(Records from a data source)
☆ ☆ ☆ ☆ ☆
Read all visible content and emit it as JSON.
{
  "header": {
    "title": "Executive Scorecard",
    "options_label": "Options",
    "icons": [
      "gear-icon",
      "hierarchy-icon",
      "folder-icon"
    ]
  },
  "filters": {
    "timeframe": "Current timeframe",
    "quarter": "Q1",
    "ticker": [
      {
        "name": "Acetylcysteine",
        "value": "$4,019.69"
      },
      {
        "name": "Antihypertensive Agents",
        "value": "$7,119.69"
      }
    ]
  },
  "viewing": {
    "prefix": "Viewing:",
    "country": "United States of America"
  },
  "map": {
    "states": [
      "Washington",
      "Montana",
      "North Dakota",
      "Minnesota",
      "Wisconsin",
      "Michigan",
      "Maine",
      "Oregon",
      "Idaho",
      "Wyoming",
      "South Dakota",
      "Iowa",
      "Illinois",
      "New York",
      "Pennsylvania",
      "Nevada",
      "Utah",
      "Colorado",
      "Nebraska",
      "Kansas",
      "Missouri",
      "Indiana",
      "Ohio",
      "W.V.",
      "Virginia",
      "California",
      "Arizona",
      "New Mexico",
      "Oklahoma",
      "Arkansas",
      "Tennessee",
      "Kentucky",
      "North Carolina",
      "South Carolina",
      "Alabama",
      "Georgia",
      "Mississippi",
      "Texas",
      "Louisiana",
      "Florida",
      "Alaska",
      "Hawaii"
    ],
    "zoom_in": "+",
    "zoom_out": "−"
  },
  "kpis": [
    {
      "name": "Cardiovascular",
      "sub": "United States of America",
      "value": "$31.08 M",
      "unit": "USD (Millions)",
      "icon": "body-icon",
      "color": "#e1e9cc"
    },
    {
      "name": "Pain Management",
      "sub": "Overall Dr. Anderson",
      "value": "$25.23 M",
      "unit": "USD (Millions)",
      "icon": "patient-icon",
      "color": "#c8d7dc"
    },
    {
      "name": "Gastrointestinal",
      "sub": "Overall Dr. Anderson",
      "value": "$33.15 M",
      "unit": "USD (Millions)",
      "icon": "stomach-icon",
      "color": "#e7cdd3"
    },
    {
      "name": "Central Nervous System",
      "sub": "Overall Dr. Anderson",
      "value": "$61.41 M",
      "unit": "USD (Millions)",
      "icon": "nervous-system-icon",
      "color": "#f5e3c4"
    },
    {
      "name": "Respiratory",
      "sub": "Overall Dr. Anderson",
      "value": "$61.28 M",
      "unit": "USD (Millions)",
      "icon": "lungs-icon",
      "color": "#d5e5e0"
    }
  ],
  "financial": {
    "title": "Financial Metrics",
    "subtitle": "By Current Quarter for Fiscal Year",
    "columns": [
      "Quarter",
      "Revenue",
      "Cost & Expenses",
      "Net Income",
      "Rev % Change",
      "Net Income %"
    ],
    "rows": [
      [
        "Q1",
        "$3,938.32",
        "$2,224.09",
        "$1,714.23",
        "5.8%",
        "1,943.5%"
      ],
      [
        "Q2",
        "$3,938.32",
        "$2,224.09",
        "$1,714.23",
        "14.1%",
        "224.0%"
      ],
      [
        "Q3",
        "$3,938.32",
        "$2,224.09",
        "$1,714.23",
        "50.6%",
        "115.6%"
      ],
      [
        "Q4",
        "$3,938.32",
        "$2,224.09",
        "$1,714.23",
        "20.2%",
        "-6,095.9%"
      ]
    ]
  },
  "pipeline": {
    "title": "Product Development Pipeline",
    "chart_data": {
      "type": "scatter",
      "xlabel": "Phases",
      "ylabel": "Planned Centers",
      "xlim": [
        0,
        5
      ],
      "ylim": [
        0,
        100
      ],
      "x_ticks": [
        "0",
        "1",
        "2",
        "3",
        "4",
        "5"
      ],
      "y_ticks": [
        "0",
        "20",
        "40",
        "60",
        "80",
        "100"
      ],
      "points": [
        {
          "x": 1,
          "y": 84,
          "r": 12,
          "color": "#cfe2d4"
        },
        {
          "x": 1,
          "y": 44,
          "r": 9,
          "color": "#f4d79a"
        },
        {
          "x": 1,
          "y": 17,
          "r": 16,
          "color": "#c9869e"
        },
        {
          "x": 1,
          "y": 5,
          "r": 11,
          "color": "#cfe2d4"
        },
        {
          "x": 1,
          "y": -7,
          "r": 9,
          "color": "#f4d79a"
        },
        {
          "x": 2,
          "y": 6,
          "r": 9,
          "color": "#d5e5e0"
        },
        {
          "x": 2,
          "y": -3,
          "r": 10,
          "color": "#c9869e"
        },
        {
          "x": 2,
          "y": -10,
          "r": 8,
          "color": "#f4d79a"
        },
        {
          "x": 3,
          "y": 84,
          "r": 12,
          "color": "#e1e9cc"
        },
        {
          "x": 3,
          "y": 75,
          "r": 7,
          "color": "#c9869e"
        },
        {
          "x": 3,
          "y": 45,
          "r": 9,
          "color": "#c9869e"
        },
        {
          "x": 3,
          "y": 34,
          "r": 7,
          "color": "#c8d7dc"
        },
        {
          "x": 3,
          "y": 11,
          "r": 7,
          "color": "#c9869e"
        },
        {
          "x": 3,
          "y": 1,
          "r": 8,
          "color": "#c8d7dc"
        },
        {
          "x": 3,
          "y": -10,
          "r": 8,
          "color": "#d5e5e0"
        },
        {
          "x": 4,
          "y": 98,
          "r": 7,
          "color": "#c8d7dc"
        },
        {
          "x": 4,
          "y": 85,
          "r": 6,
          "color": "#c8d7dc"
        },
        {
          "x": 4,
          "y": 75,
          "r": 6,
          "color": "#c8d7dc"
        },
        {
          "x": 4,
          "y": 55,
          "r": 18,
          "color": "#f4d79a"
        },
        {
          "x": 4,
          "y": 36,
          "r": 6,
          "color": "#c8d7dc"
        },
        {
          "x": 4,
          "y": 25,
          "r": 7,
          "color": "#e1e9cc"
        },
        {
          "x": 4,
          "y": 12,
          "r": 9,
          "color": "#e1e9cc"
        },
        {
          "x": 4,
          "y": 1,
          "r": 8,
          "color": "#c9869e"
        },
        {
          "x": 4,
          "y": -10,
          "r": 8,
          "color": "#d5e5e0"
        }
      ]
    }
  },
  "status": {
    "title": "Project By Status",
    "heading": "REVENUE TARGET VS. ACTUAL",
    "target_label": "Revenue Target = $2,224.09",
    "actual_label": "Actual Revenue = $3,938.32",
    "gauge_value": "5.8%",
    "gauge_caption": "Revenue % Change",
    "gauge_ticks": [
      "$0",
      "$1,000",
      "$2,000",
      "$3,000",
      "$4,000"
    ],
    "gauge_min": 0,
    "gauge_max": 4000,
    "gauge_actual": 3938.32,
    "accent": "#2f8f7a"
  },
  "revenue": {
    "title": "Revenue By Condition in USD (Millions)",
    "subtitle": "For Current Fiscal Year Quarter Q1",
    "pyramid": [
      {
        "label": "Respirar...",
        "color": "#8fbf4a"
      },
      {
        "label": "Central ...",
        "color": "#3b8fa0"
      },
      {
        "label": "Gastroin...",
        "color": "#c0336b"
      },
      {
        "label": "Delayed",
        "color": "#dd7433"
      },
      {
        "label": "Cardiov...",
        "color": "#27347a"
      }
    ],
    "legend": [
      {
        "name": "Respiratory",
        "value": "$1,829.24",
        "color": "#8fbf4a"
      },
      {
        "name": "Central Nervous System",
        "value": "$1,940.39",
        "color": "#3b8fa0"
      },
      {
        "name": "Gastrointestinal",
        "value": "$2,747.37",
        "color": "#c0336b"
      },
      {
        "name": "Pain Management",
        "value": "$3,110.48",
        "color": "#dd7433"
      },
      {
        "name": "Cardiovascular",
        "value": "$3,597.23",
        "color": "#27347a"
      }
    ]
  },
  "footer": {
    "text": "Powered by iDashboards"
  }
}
☆ ☆ ☆ ☆ ☆
▶ [GOAL]
Identify the lines in the entries above that contain "Pain", then copy them out.

▶ [ANSWER]
      "name": "Pain Management",
        "name": "Pain Management",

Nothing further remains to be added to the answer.